### Passage given:
Friday, January 23, 2009

Conversations with Hunter S. Thompson

#1 I would like to report that I read 46 books last year, the most since I have started keeping a book journal (if you are not keeping a book journal, I urge you to start now).

A recent book that I finished (not the most recent, that is another (again) Arryhay Otterpay (it is just nice to be in that world for awhile)) (and now I would like to report that the cat was unsuccessful at deleting this post...and now he his trying (and failing) again) was "Conversations With Hunter S. Thompson" edited by Beef Torrey and Kevin Simonson.

Is this Hunter's best work laid out for all to see? No. Is it sometimes repetitive and derivative? Well, yes. Are the interviewers always on top of it? Are they trying to hard to be "Gonzo" sometimes? Is it a good read for fans of "Fear and Loathing in Las Vegas" and "The Curse of Lono"? Yes. (It also helps a great deal to have read "Fear and Loathing on the Campaign Trail" and "Hell's Angels").

### Dataset:
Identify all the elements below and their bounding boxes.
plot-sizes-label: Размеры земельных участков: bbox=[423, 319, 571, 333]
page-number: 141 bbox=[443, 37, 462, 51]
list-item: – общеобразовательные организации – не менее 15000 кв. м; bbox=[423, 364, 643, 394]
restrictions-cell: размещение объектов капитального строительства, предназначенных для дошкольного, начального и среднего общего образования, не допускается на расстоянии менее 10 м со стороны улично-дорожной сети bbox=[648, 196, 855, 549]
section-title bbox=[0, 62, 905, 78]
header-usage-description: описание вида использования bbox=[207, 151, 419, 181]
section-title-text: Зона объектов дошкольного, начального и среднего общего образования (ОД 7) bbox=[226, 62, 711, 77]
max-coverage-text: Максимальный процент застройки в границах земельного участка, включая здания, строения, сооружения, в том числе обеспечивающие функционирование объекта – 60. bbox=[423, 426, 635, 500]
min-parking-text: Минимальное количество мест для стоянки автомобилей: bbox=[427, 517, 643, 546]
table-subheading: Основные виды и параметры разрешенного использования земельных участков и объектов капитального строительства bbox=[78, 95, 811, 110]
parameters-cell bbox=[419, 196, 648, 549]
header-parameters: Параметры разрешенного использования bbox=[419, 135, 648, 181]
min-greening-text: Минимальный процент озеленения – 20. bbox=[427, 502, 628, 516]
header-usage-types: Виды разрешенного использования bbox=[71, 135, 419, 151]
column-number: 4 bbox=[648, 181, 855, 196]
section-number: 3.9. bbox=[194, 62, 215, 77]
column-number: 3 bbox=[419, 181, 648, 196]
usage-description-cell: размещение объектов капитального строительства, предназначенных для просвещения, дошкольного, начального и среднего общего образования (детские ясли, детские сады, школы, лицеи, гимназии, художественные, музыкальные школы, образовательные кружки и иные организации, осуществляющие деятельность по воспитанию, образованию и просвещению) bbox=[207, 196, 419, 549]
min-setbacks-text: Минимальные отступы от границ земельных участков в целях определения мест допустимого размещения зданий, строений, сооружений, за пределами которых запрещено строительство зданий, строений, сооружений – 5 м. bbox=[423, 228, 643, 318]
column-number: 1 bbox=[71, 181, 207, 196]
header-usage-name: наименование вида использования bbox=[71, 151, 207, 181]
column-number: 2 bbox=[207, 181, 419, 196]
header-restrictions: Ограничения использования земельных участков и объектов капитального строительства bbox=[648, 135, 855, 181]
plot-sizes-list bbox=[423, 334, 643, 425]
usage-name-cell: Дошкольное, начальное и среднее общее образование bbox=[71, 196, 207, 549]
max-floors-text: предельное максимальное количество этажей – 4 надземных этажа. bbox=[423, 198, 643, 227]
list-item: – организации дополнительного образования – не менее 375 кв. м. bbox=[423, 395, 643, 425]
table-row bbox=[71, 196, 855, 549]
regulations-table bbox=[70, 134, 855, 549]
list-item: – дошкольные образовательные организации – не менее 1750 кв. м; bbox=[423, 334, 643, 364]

...

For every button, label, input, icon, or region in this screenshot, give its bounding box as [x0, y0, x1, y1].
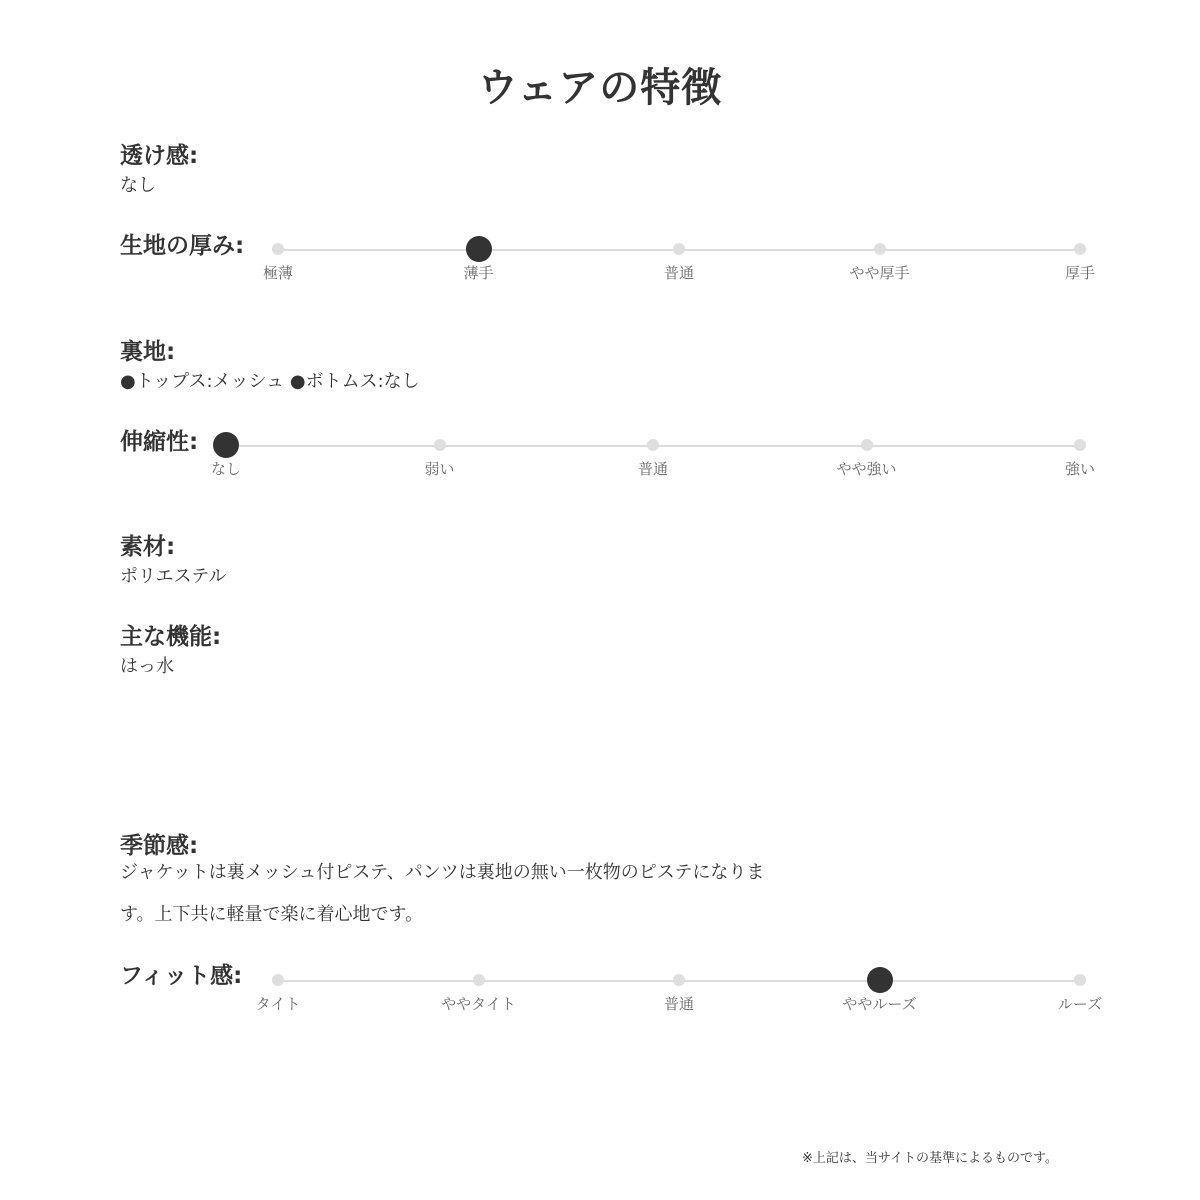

==

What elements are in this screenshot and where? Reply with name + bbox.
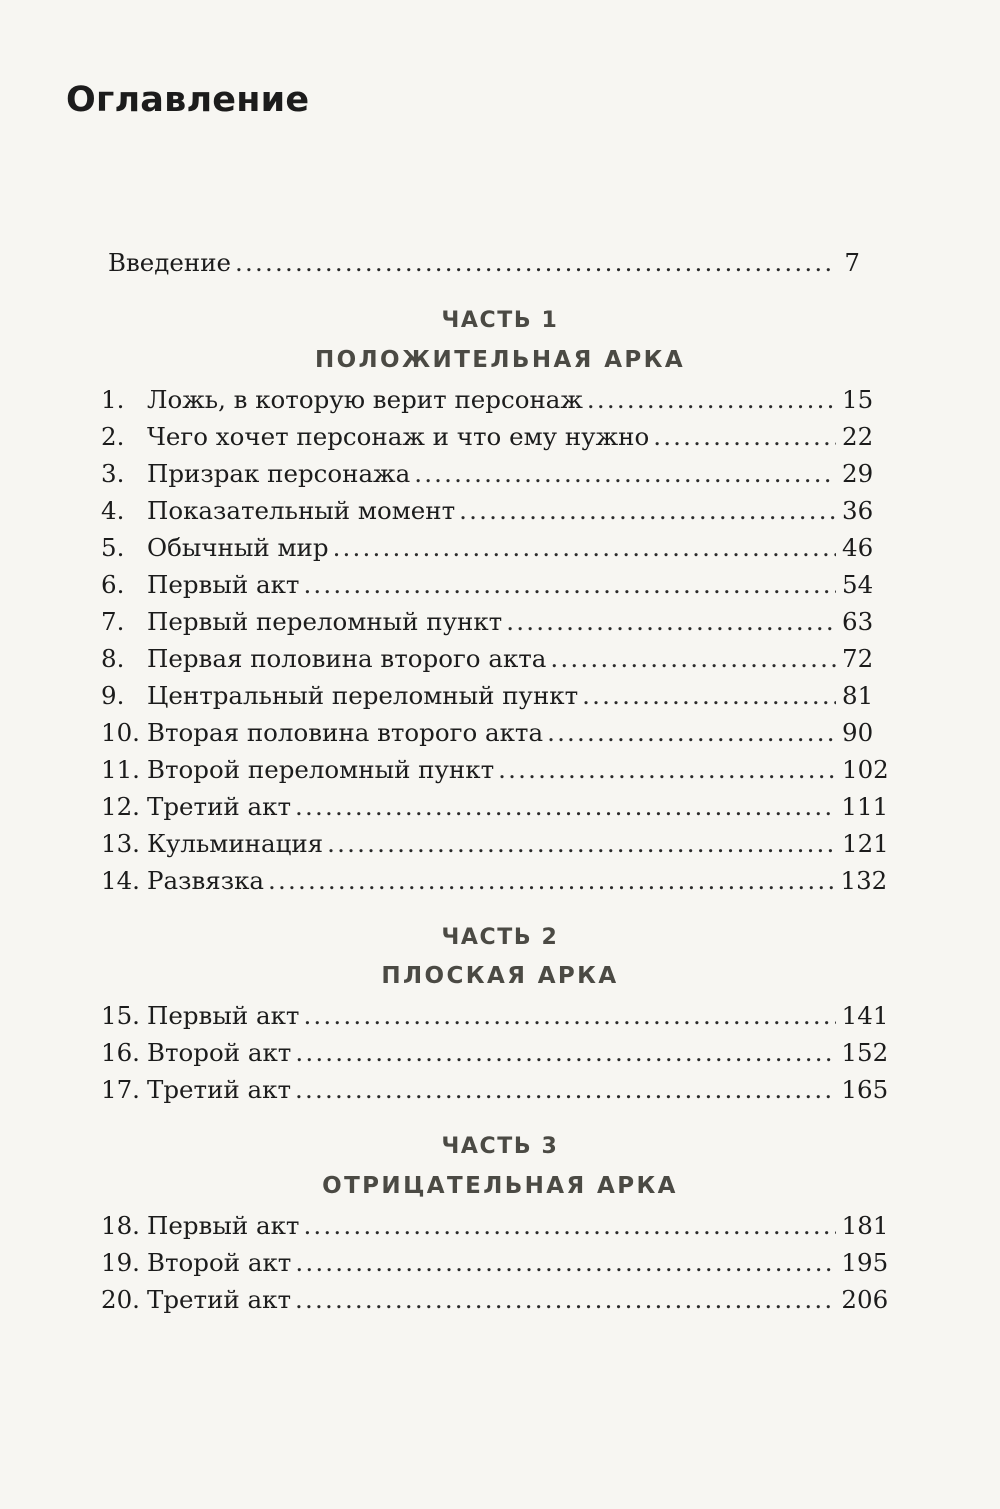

### Instruction:
Answer these questions from the blog post about the Hunter S. Thompson book:
1. How many books does the writer report having read last year?
2. Who edited "Conversations With Hunter S. Thompson"?
3. Fans of which two titles does the post say will find the book a good read?

### Right answer:
1. 46 books.
2. Beef Torrey and Kevin Simonson.
3. "Fear and Loathing in Las Vegas" and "The Curse of Lono."